=== DATA ENTRIES ===
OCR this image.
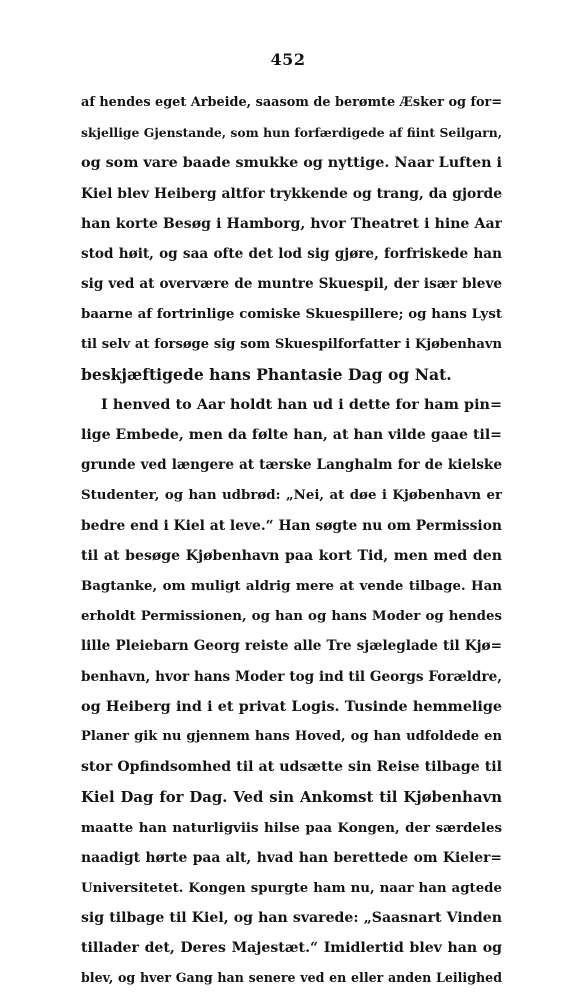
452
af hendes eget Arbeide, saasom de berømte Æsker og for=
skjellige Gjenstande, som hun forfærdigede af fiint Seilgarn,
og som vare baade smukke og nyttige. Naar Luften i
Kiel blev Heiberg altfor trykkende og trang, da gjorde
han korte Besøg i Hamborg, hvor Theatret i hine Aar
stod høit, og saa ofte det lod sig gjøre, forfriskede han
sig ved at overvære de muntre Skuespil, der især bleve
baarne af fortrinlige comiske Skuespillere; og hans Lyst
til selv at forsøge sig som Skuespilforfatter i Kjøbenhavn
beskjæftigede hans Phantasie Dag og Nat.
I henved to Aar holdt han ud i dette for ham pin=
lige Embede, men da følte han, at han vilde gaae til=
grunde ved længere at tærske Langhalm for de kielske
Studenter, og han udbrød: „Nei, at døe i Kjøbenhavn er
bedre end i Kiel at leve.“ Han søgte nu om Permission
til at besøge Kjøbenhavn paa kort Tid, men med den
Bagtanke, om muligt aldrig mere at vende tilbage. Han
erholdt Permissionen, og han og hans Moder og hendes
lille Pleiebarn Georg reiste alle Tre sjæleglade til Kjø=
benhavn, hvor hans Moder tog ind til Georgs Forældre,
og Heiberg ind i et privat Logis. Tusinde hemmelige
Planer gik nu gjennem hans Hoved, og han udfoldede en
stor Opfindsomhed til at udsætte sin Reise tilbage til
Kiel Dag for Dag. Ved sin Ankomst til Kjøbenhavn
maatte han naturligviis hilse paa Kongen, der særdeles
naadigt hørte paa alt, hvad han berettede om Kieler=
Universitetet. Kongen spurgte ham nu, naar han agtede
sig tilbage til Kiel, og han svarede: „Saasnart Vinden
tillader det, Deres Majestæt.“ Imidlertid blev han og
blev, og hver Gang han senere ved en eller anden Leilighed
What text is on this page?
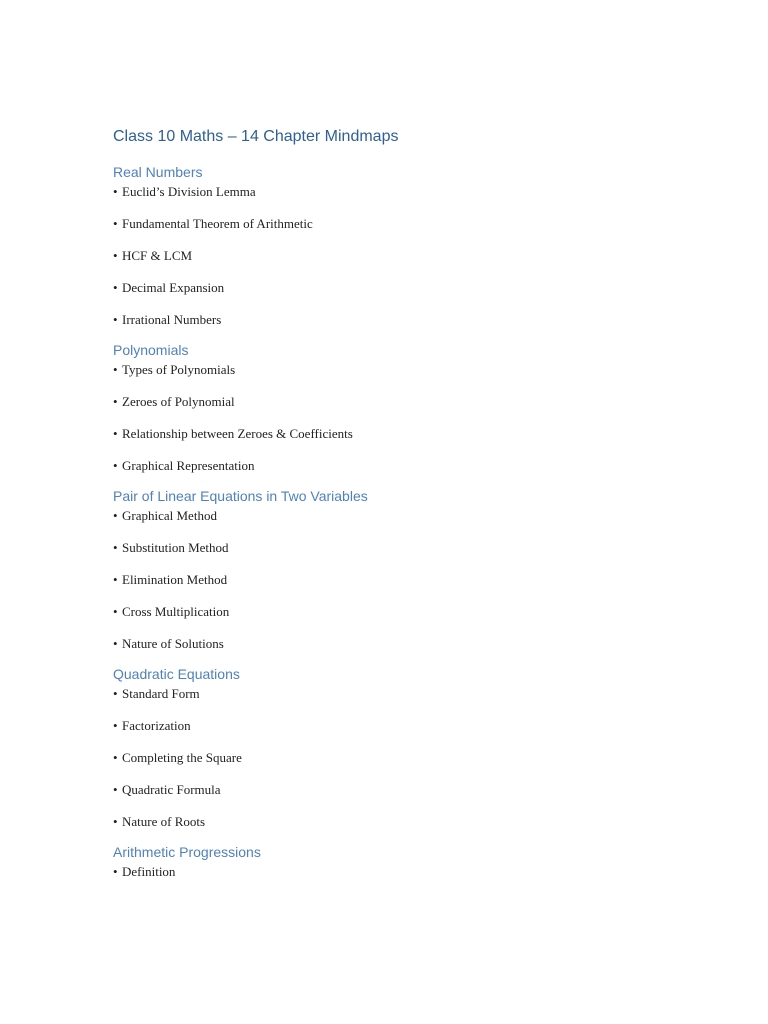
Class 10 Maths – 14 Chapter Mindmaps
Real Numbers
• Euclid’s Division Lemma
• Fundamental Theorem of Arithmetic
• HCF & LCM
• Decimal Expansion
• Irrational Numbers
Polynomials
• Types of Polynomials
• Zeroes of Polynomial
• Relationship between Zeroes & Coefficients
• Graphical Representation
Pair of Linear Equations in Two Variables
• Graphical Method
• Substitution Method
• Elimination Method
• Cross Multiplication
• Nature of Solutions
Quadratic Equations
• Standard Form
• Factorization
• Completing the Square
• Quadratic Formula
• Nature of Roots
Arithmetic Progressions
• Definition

=== GIVEN REQUEST ===
Looking at the data above, show all lines where the word "Heiberg" occurs.

=== COMPLETE OUTPUT ===
Kiel blev Heiberg altfor trykkende og trang, da gjorde
og Heiberg ind i et privat Logis. Tusinde hemmelige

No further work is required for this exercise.